Extract and list every line that contains the word "structure".

#### [SUPPLIED DATA]
----

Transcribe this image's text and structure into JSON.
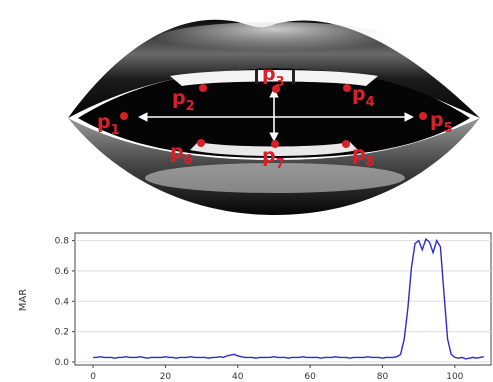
{
  "diagram": {
    "landmarks": [
      {
        "name": "p",
        "sub": "1"
      },
      {
        "name": "p",
        "sub": "2"
      },
      {
        "name": "p",
        "sub": "3"
      },
      {
        "name": "p",
        "sub": "4"
      },
      {
        "name": "p",
        "sub": "5"
      },
      {
        "name": "p",
        "sub": "6"
      },
      {
        "name": "p",
        "sub": "7"
      },
      {
        "name": "p",
        "sub": "8"
      }
    ],
    "colors": {
      "landmark": "#d8202a",
      "arrow": "#ffffff",
      "mouth_interior": "#050505"
    }
  },
  "chart_data": {
    "type": "line",
    "ylabel": "MAR",
    "xlim": [
      -5,
      110
    ],
    "ylim": [
      -0.02,
      0.85
    ],
    "xticks": [
      0,
      20,
      40,
      60,
      80,
      100
    ],
    "yticks": [
      0.0,
      0.2,
      0.4,
      0.6,
      0.8
    ],
    "grid": true,
    "line_color": "#2b2bcc",
    "series": [
      {
        "x": [
          0,
          1,
          2,
          3,
          4,
          5,
          6,
          7,
          8,
          9,
          10,
          11,
          12,
          13,
          14,
          15,
          16,
          17,
          18,
          19,
          20,
          21,
          22,
          23,
          24,
          25,
          26,
          27,
          28,
          29,
          30,
          31,
          32,
          33,
          34,
          35,
          36,
          37,
          38,
          39,
          40,
          41,
          42,
          43,
          44,
          45,
          46,
          47,
          48,
          49,
          50,
          51,
          52,
          53,
          54,
          55,
          56,
          57,
          58,
          59,
          60,
          61,
          62,
          63,
          64,
          65,
          66,
          67,
          68,
          69,
          70,
          71,
          72,
          73,
          74,
          75,
          76,
          77,
          78,
          79,
          80,
          81,
          82,
          83,
          84,
          85,
          86,
          87,
          88,
          89,
          90,
          91,
          92,
          93,
          94,
          95,
          96,
          97,
          98,
          99,
          100,
          101,
          102,
          103,
          104,
          105,
          106,
          107,
          108
        ],
        "y": [
          0.03,
          0.03,
          0.035,
          0.03,
          0.03,
          0.03,
          0.025,
          0.03,
          0.03,
          0.035,
          0.03,
          0.03,
          0.03,
          0.035,
          0.03,
          0.025,
          0.03,
          0.03,
          0.03,
          0.03,
          0.035,
          0.03,
          0.03,
          0.025,
          0.03,
          0.03,
          0.03,
          0.035,
          0.03,
          0.03,
          0.03,
          0.03,
          0.025,
          0.03,
          0.03,
          0.035,
          0.03,
          0.04,
          0.045,
          0.05,
          0.04,
          0.035,
          0.03,
          0.03,
          0.03,
          0.025,
          0.03,
          0.03,
          0.03,
          0.03,
          0.035,
          0.03,
          0.03,
          0.03,
          0.025,
          0.03,
          0.03,
          0.03,
          0.035,
          0.03,
          0.03,
          0.03,
          0.03,
          0.025,
          0.03,
          0.03,
          0.03,
          0.035,
          0.03,
          0.03,
          0.03,
          0.025,
          0.03,
          0.03,
          0.03,
          0.03,
          0.035,
          0.03,
          0.03,
          0.03,
          0.025,
          0.03,
          0.03,
          0.03,
          0.035,
          0.05,
          0.15,
          0.35,
          0.62,
          0.78,
          0.8,
          0.74,
          0.81,
          0.79,
          0.72,
          0.8,
          0.76,
          0.45,
          0.15,
          0.05,
          0.03,
          0.025,
          0.03,
          0.02,
          0.025,
          0.03,
          0.025,
          0.03,
          0.035
        ]
      }
    ]
  }
}
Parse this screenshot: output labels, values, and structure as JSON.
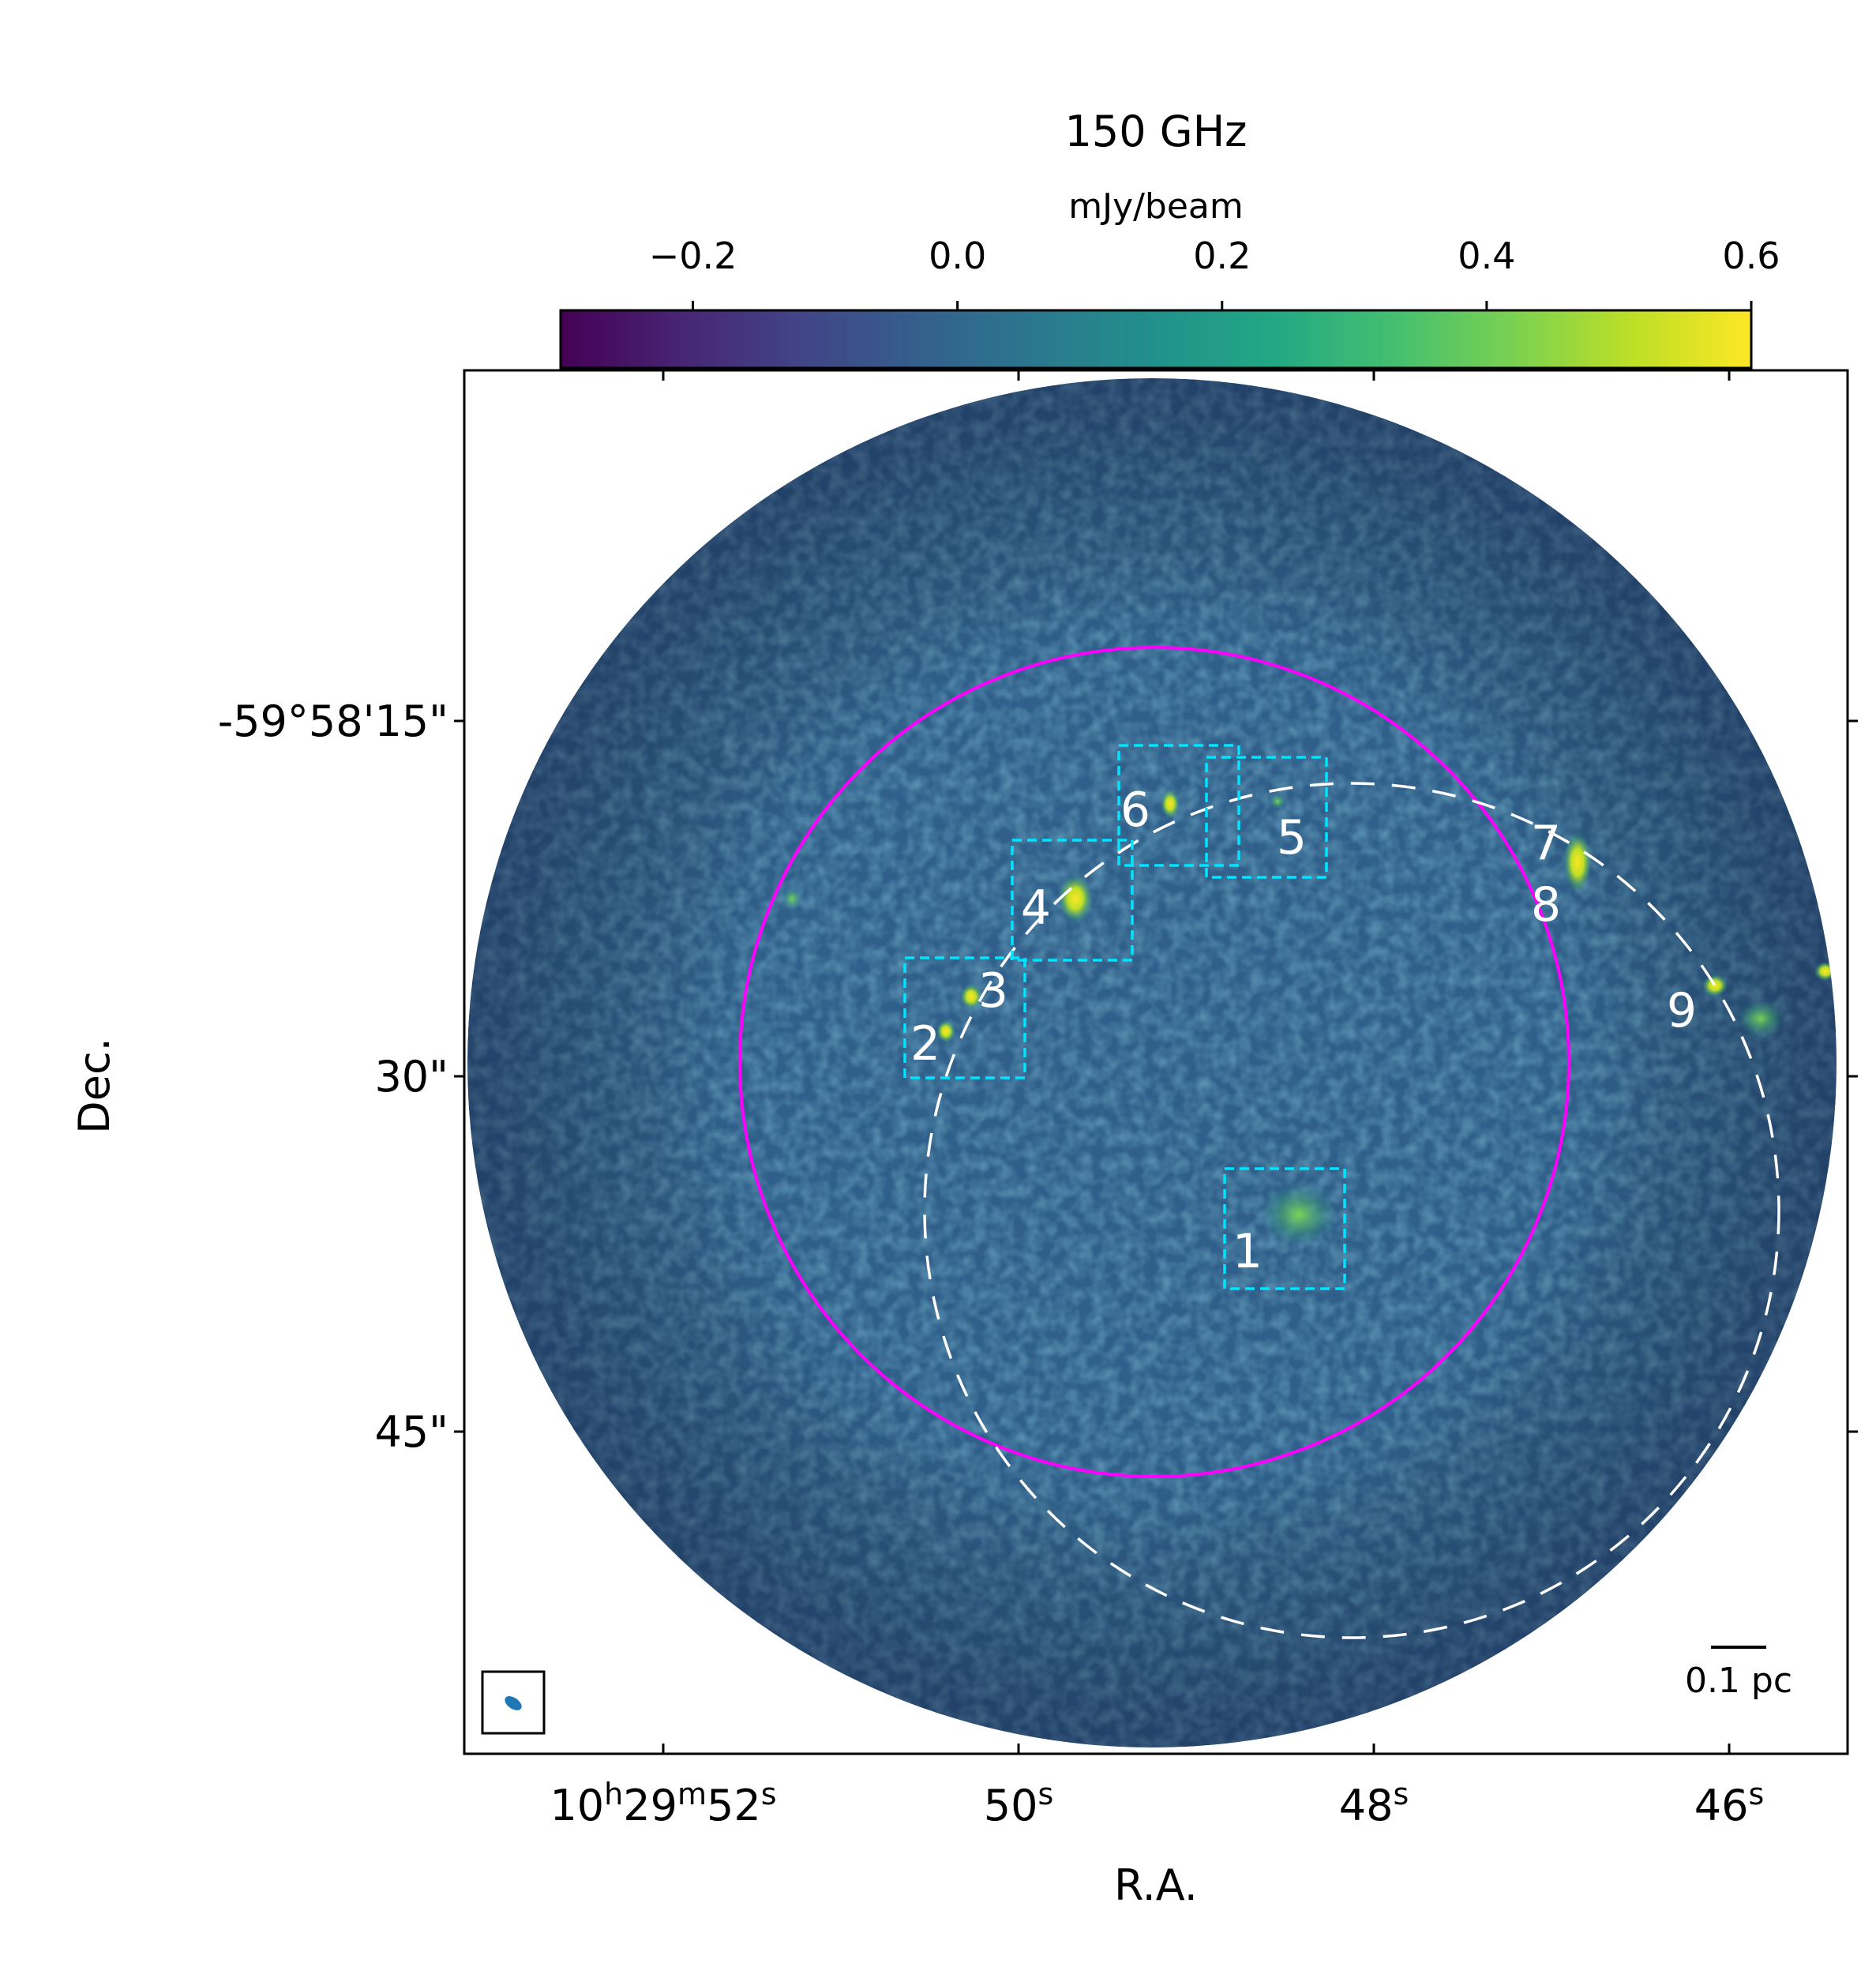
{
  "chart_data": {
    "type": "heatmap",
    "title": "150 GHz",
    "colorbar": {
      "label": "mJy/beam",
      "ticks": [
        "−0.2",
        "0.0",
        "0.2",
        "0.4",
        "0.6"
      ],
      "tick_values": [
        -0.2,
        0.0,
        0.2,
        0.4,
        0.6
      ],
      "range": [
        -0.3,
        0.6
      ],
      "colormap": "viridis",
      "location": "top"
    },
    "xlabel": "R.A.",
    "ylabel": "Dec.",
    "x_ticks": [
      {
        "label": "10h29m52s",
        "base": "10",
        "parts": [
          [
            "h",
            "29"
          ],
          [
            "m",
            "52"
          ],
          [
            "s",
            ""
          ]
        ]
      },
      {
        "label": "50s",
        "base": "50",
        "parts": [
          [
            "s",
            ""
          ]
        ]
      },
      {
        "label": "48s",
        "base": "48",
        "parts": [
          [
            "s",
            ""
          ]
        ]
      },
      {
        "label": "46s",
        "base": "46",
        "parts": [
          [
            "s",
            ""
          ]
        ]
      }
    ],
    "y_ticks": [
      "-59°58'15\"",
      "30\"",
      "45\""
    ],
    "field_of_view": "circular",
    "annotations": {
      "boxes": [
        "1",
        "2",
        "3",
        "4",
        "5",
        "6"
      ],
      "source_labels": [
        "1",
        "2",
        "3",
        "4",
        "5",
        "6",
        "7",
        "8",
        "9"
      ],
      "circles": [
        {
          "style": "solid",
          "color": "#ff00ff"
        },
        {
          "style": "dashed",
          "color": "#ffffff"
        }
      ],
      "scale_bar": "0.1 pc",
      "beam": "ellipse"
    },
    "grid": false
  },
  "colors": {
    "box": "#00e5ff",
    "solid_circle": "#ff00ff",
    "dashed_circle": "#ffffff",
    "labels": "#ffffff",
    "beam": "#1f77b4",
    "background": "#2f5f8a"
  }
}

----

#### [TASK OUTPUT]
Transcribe this image's text and structure into JSON.
Parse this screenshot: output labels, values, and structure as JSON.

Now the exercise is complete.